___ Data lines

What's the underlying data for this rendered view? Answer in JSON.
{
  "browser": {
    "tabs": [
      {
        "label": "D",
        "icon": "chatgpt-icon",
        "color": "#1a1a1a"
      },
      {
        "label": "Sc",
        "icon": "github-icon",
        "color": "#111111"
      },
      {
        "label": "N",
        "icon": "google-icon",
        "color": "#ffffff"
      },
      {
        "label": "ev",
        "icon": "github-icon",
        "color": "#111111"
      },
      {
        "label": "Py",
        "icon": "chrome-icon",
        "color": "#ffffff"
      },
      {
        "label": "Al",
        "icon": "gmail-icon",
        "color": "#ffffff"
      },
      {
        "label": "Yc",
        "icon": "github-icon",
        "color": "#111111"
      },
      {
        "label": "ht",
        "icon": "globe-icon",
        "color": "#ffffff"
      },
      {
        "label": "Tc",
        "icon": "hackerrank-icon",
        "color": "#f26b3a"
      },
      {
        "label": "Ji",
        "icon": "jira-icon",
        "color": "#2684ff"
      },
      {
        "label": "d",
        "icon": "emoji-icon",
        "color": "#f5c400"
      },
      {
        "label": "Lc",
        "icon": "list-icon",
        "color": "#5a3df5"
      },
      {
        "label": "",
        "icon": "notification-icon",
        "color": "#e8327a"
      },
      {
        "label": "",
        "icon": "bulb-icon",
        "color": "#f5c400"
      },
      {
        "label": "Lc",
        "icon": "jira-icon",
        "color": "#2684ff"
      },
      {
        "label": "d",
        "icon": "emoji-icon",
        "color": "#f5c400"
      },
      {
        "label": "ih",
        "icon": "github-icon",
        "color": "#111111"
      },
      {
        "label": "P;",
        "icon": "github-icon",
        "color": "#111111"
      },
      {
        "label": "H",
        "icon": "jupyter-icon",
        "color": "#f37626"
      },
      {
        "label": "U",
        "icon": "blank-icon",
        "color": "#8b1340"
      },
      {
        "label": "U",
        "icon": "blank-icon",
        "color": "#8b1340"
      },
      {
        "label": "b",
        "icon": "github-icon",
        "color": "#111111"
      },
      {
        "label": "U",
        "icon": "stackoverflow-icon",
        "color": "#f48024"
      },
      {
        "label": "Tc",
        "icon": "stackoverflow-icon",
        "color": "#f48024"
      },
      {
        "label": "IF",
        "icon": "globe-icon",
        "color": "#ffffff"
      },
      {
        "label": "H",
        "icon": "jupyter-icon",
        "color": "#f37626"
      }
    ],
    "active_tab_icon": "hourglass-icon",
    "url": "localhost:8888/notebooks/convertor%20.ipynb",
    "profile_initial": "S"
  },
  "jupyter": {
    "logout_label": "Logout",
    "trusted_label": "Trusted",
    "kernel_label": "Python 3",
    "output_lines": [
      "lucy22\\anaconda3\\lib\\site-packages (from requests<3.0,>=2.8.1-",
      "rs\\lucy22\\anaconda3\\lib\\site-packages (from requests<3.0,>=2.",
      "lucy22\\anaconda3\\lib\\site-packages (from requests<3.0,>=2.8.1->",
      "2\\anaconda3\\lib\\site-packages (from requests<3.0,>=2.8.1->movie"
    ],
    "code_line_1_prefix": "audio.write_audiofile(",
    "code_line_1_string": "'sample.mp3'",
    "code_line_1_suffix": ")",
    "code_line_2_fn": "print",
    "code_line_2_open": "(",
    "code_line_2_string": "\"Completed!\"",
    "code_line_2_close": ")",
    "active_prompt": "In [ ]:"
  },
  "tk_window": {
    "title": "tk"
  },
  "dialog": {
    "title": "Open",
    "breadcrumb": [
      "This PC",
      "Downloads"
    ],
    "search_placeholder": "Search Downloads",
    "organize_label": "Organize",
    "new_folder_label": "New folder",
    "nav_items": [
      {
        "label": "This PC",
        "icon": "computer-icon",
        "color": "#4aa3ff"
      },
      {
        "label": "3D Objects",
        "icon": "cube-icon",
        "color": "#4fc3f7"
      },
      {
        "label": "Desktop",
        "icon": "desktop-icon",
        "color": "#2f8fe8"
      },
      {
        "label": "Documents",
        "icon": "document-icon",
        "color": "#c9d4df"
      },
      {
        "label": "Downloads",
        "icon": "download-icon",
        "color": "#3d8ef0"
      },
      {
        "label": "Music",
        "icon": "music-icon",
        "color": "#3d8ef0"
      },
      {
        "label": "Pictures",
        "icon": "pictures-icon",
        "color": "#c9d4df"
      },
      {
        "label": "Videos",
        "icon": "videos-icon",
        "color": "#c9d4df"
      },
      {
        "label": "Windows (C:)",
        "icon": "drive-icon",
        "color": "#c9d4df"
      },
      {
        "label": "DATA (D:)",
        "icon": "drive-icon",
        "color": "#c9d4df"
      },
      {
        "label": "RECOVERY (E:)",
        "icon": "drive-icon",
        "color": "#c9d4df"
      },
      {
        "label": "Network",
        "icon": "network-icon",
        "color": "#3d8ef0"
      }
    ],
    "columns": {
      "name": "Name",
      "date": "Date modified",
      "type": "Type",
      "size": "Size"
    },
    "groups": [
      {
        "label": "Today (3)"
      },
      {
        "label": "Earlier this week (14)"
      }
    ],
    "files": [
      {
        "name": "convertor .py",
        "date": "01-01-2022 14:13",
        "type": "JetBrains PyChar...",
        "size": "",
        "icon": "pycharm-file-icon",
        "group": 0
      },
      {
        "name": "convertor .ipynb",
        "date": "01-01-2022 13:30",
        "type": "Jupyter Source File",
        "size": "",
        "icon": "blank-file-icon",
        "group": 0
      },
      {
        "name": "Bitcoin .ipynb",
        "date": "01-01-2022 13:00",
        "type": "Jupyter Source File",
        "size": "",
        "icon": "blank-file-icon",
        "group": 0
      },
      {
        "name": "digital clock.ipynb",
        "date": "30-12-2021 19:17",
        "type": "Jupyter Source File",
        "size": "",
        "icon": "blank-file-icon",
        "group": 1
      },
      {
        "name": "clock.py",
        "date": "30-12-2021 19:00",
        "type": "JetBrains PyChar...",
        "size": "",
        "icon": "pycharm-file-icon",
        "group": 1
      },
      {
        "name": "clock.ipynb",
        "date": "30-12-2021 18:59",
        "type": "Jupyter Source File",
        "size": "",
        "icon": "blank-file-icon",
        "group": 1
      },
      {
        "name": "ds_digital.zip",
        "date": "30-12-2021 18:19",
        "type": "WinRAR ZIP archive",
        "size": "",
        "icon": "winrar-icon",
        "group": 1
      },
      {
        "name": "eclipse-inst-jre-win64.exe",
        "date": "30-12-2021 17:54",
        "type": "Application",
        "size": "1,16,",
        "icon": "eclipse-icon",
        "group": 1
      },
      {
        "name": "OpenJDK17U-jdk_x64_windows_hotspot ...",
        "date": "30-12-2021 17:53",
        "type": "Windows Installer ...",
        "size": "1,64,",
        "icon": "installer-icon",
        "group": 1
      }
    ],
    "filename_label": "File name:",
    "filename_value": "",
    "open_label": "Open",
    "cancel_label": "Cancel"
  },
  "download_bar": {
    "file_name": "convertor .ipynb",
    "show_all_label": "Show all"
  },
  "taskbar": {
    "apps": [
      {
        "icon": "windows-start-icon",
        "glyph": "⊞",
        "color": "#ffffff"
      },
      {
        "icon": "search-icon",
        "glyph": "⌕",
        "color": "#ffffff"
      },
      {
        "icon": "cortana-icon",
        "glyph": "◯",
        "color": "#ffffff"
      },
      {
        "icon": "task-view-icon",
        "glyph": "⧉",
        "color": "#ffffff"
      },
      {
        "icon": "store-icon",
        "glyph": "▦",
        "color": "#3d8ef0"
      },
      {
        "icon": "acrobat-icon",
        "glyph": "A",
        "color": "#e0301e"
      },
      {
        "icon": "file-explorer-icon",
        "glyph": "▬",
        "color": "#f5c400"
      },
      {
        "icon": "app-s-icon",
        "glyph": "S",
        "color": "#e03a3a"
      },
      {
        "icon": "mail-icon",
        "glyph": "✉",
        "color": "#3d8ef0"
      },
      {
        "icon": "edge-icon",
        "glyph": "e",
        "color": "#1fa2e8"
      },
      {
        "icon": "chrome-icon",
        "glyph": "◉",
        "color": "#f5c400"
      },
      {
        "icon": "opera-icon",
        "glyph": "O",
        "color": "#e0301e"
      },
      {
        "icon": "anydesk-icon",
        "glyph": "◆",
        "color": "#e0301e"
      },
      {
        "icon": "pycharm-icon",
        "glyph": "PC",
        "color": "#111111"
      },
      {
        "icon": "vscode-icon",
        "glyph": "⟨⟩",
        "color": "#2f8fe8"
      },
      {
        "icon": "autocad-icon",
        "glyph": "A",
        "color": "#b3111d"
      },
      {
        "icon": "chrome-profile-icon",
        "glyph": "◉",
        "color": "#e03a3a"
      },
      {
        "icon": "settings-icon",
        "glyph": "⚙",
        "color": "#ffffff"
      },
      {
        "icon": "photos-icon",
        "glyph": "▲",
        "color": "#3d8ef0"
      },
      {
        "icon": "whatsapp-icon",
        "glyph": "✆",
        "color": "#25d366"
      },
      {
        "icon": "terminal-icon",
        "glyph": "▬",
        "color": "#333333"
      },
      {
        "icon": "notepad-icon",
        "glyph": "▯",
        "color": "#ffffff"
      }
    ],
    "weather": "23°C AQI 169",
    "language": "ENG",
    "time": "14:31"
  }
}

______

Pull every line containing "requests" from the material above.

Result of this exercise
      "lucy22\\anaconda3\\lib\\site-packages (from requests<3.0,>=2.8.1-",
      "rs\\lucy22\\anaconda3\\lib\\site-packages (from requests<3.0,>=2.",
      "lucy22\\anaconda3\\lib\\site-packages (from requests<3.0,>=2.8.1->",
      "2\\anaconda3\\lib\\site-packages (from requests<3.0,>=2.8.1->movie"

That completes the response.